Records from a collection of figures:
/---
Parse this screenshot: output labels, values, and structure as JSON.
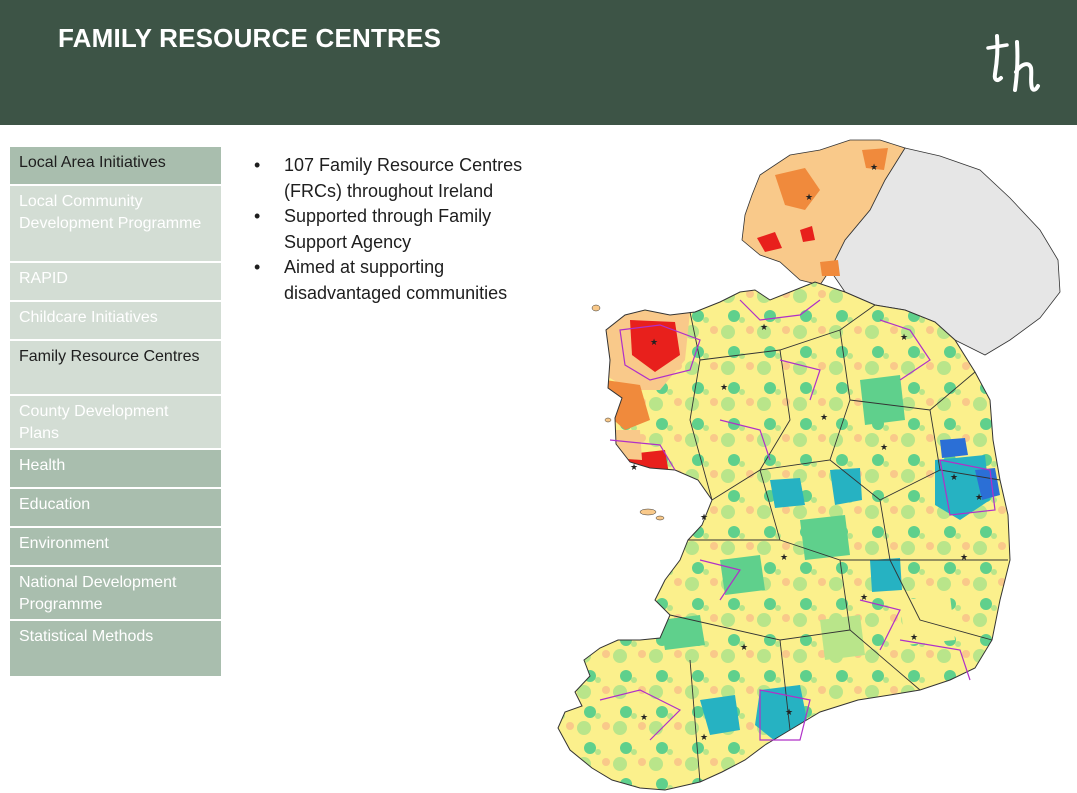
{
  "header": {
    "title": "FAMILY RESOURCE CENTRES",
    "logo_alt": "th",
    "background": "#3d5446"
  },
  "sidebar": {
    "items": [
      {
        "label": "Local Area Initiatives",
        "style": "current-section"
      },
      {
        "label": "Local Community Development Programme",
        "style": "subitem"
      },
      {
        "label": "RAPID",
        "style": "subitem"
      },
      {
        "label": "Childcare Initiatives",
        "style": "subitem"
      },
      {
        "label": "Family Resource Centres",
        "style": "current-page"
      },
      {
        "label": "County Development Plans",
        "style": "subitem"
      },
      {
        "label": "Health",
        "style": "section"
      },
      {
        "label": "Education",
        "style": "section"
      },
      {
        "label": "Environment",
        "style": "section"
      },
      {
        "label": "National Development Programme",
        "style": "section"
      },
      {
        "label": "Statistical Methods",
        "style": "section"
      }
    ]
  },
  "bullets": [
    "107 Family Resource Centres (FRCs) throughout Ireland",
    "Supported through Family Support Agency",
    "Aimed at supporting disadvantaged communities"
  ],
  "map": {
    "subject": "Ireland deprivation map with Family Resource Centre locations",
    "colors": {
      "most_disadvantaged": "#e8201c",
      "very_disadvantaged": "#f08a3c",
      "disadvantaged": "#f9c98a",
      "below_average": "#fbf08c",
      "above_average": "#b9e58a",
      "affluent": "#5fd08c",
      "very_affluent": "#26b2c2",
      "most_affluent": "#2b6fd6",
      "northern_ireland": "#e6e6e6",
      "boundary_purple": "#b030c8",
      "county_boundary": "#333333"
    }
  }
}
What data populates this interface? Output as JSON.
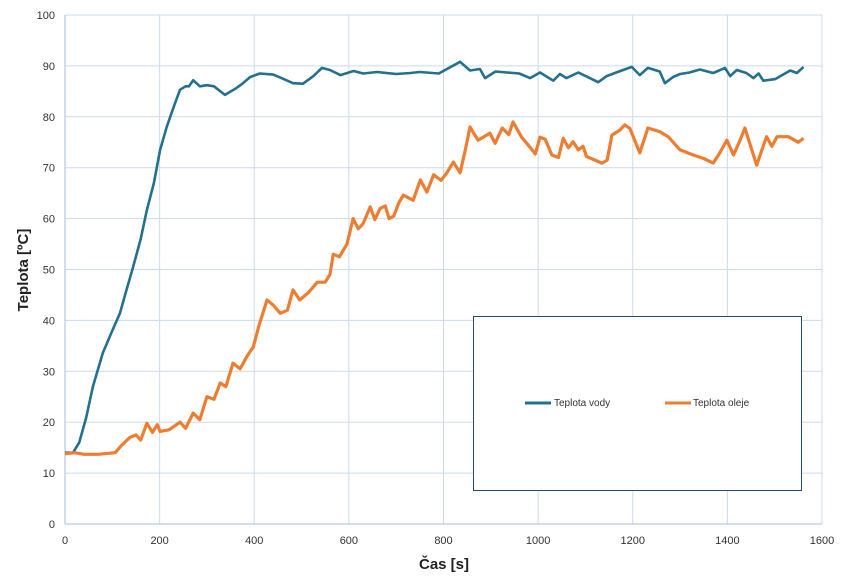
{
  "chart_data": {
    "type": "line",
    "title": "",
    "xlabel": "Čas [s]",
    "ylabel": "Teplota [ºC]",
    "xlim": [
      0,
      1600
    ],
    "ylim": [
      0,
      100
    ],
    "xticks": [
      "0",
      "200",
      "400",
      "600",
      "800",
      "1000",
      "1200",
      "1400",
      "1600"
    ],
    "yticks": [
      "0",
      "10",
      "20",
      "30",
      "40",
      "50",
      "60",
      "70",
      "80",
      "90",
      "100"
    ],
    "grid": true,
    "legend_placement": "bottom-right",
    "series": [
      {
        "name": "Teplota vody",
        "color": "#23708f",
        "points": [
          [
            0,
            14
          ],
          [
            17,
            14
          ],
          [
            30,
            16
          ],
          [
            45,
            21
          ],
          [
            59,
            27
          ],
          [
            80,
            33.6
          ],
          [
            100,
            38
          ],
          [
            116,
            41.4
          ],
          [
            130,
            46
          ],
          [
            144,
            50.5
          ],
          [
            160,
            56
          ],
          [
            173,
            61.7
          ],
          [
            188,
            67
          ],
          [
            201,
            73.5
          ],
          [
            215,
            78
          ],
          [
            230,
            82
          ],
          [
            243,
            85.3
          ],
          [
            255,
            86
          ],
          [
            262,
            86
          ],
          [
            271,
            87.2
          ],
          [
            285,
            86
          ],
          [
            300,
            86.2
          ],
          [
            315,
            86
          ],
          [
            338,
            84.3
          ],
          [
            360,
            85.5
          ],
          [
            375,
            86.5
          ],
          [
            391,
            87.8
          ],
          [
            412,
            88.5
          ],
          [
            440,
            88.3
          ],
          [
            460,
            87.5
          ],
          [
            482,
            86.6
          ],
          [
            503,
            86.5
          ],
          [
            525,
            88
          ],
          [
            543,
            89.6
          ],
          [
            560,
            89.2
          ],
          [
            582,
            88.2
          ],
          [
            610,
            89
          ],
          [
            630,
            88.5
          ],
          [
            660,
            88.8
          ],
          [
            700,
            88.4
          ],
          [
            730,
            88.6
          ],
          [
            750,
            88.8
          ],
          [
            790,
            88.5
          ],
          [
            835,
            90.8
          ],
          [
            856,
            89.1
          ],
          [
            877,
            89.4
          ],
          [
            888,
            87.6
          ],
          [
            910,
            88.9
          ],
          [
            934,
            88.7
          ],
          [
            960,
            88.5
          ],
          [
            983,
            87.6
          ],
          [
            1004,
            88.7
          ],
          [
            1032,
            87.1
          ],
          [
            1046,
            88.4
          ],
          [
            1060,
            87.6
          ],
          [
            1085,
            88.7
          ],
          [
            1105,
            87.8
          ],
          [
            1127,
            86.8
          ],
          [
            1145,
            88
          ],
          [
            1165,
            88.7
          ],
          [
            1198,
            89.8
          ],
          [
            1215,
            88.2
          ],
          [
            1232,
            89.6
          ],
          [
            1257,
            88.9
          ],
          [
            1268,
            86.6
          ],
          [
            1285,
            87.8
          ],
          [
            1300,
            88.4
          ],
          [
            1320,
            88.7
          ],
          [
            1342,
            89.3
          ],
          [
            1370,
            88.6
          ],
          [
            1395,
            89.6
          ],
          [
            1406,
            88
          ],
          [
            1420,
            89.2
          ],
          [
            1440,
            88.6
          ],
          [
            1455,
            87.6
          ],
          [
            1466,
            88.5
          ],
          [
            1476,
            87.1
          ],
          [
            1501,
            87.4
          ],
          [
            1520,
            88.4
          ],
          [
            1533,
            89.1
          ],
          [
            1547,
            88.6
          ],
          [
            1561,
            89.8
          ]
        ]
      },
      {
        "name": "Teplota oleje",
        "color": "#ed7d31",
        "points": [
          [
            0,
            13.8
          ],
          [
            20,
            14
          ],
          [
            40,
            13.7
          ],
          [
            70,
            13.7
          ],
          [
            106,
            14
          ],
          [
            120,
            15.5
          ],
          [
            137,
            17
          ],
          [
            150,
            17.5
          ],
          [
            160,
            16.5
          ],
          [
            173,
            19.8
          ],
          [
            185,
            18
          ],
          [
            195,
            19.5
          ],
          [
            201,
            18.2
          ],
          [
            220,
            18.5
          ],
          [
            243,
            20
          ],
          [
            255,
            18.8
          ],
          [
            271,
            21.8
          ],
          [
            285,
            20.5
          ],
          [
            300,
            25
          ],
          [
            315,
            24.5
          ],
          [
            328,
            27.7
          ],
          [
            340,
            27
          ],
          [
            355,
            31.6
          ],
          [
            370,
            30.5
          ],
          [
            385,
            33
          ],
          [
            398,
            34.8
          ],
          [
            410,
            39
          ],
          [
            427,
            44
          ],
          [
            440,
            43
          ],
          [
            455,
            41.4
          ],
          [
            470,
            42
          ],
          [
            482,
            46
          ],
          [
            496,
            44
          ],
          [
            515,
            45.5
          ],
          [
            533,
            47.5
          ],
          [
            550,
            47.5
          ],
          [
            560,
            49
          ],
          [
            567,
            53
          ],
          [
            580,
            52.5
          ],
          [
            596,
            55
          ],
          [
            609,
            60
          ],
          [
            620,
            58
          ],
          [
            630,
            59
          ],
          [
            645,
            62.3
          ],
          [
            655,
            59.8
          ],
          [
            666,
            62
          ],
          [
            677,
            62.5
          ],
          [
            685,
            60
          ],
          [
            695,
            60.5
          ],
          [
            705,
            63
          ],
          [
            715,
            64.6
          ],
          [
            736,
            63.6
          ],
          [
            751,
            67.6
          ],
          [
            765,
            65.2
          ],
          [
            779,
            68.6
          ],
          [
            795,
            67.5
          ],
          [
            807,
            69
          ],
          [
            821,
            71.1
          ],
          [
            835,
            69
          ],
          [
            845,
            73
          ],
          [
            856,
            78
          ],
          [
            873,
            75.4
          ],
          [
            898,
            76.8
          ],
          [
            909,
            74.8
          ],
          [
            924,
            77.8
          ],
          [
            938,
            76.5
          ],
          [
            947,
            79
          ],
          [
            965,
            76
          ],
          [
            983,
            74
          ],
          [
            994,
            72.7
          ],
          [
            1004,
            76
          ],
          [
            1015,
            75.6
          ],
          [
            1029,
            72.5
          ],
          [
            1043,
            72
          ],
          [
            1053,
            75.8
          ],
          [
            1064,
            73.9
          ],
          [
            1074,
            75.1
          ],
          [
            1085,
            73.5
          ],
          [
            1095,
            74.2
          ],
          [
            1102,
            72.2
          ],
          [
            1120,
            71.5
          ],
          [
            1135,
            70.9
          ],
          [
            1146,
            71.5
          ],
          [
            1156,
            76.4
          ],
          [
            1173,
            77.4
          ],
          [
            1183,
            78.4
          ],
          [
            1194,
            77.7
          ],
          [
            1215,
            72.9
          ],
          [
            1232,
            77.8
          ],
          [
            1257,
            77.1
          ],
          [
            1275,
            76.1
          ],
          [
            1300,
            73.5
          ],
          [
            1328,
            72.5
          ],
          [
            1350,
            71.8
          ],
          [
            1370,
            70.9
          ],
          [
            1384,
            72.9
          ],
          [
            1399,
            75.4
          ],
          [
            1413,
            72.5
          ],
          [
            1427,
            75.4
          ],
          [
            1437,
            77.8
          ],
          [
            1450,
            74
          ],
          [
            1462,
            70.5
          ],
          [
            1473,
            73.5
          ],
          [
            1483,
            76.1
          ],
          [
            1494,
            74.2
          ],
          [
            1505,
            76.1
          ],
          [
            1529,
            76.1
          ],
          [
            1550,
            75
          ],
          [
            1561,
            75.8
          ]
        ]
      }
    ]
  }
}
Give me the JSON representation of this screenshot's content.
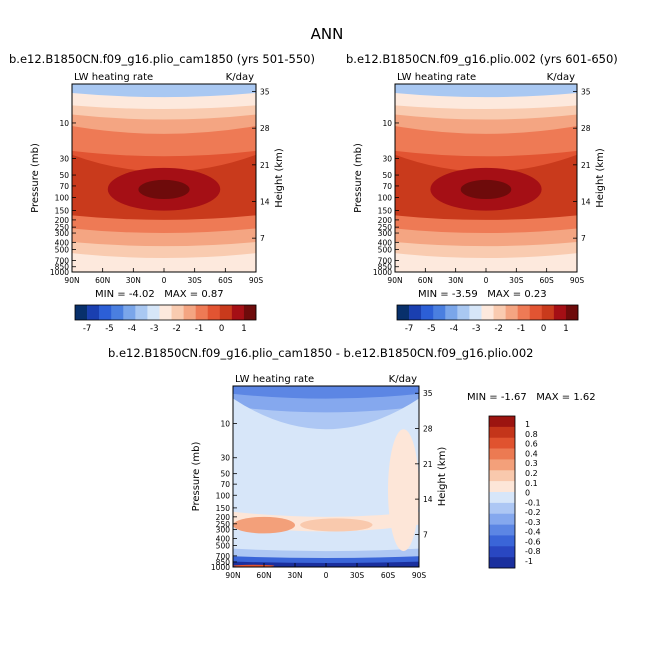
\---
### PROBLEM
Extract all lines of the records above that include "Development".

### FINAL ANSWER
        "label": "Local Community Development Programme",
        "label": "County Development Plans",
        "label": "National Development Programme",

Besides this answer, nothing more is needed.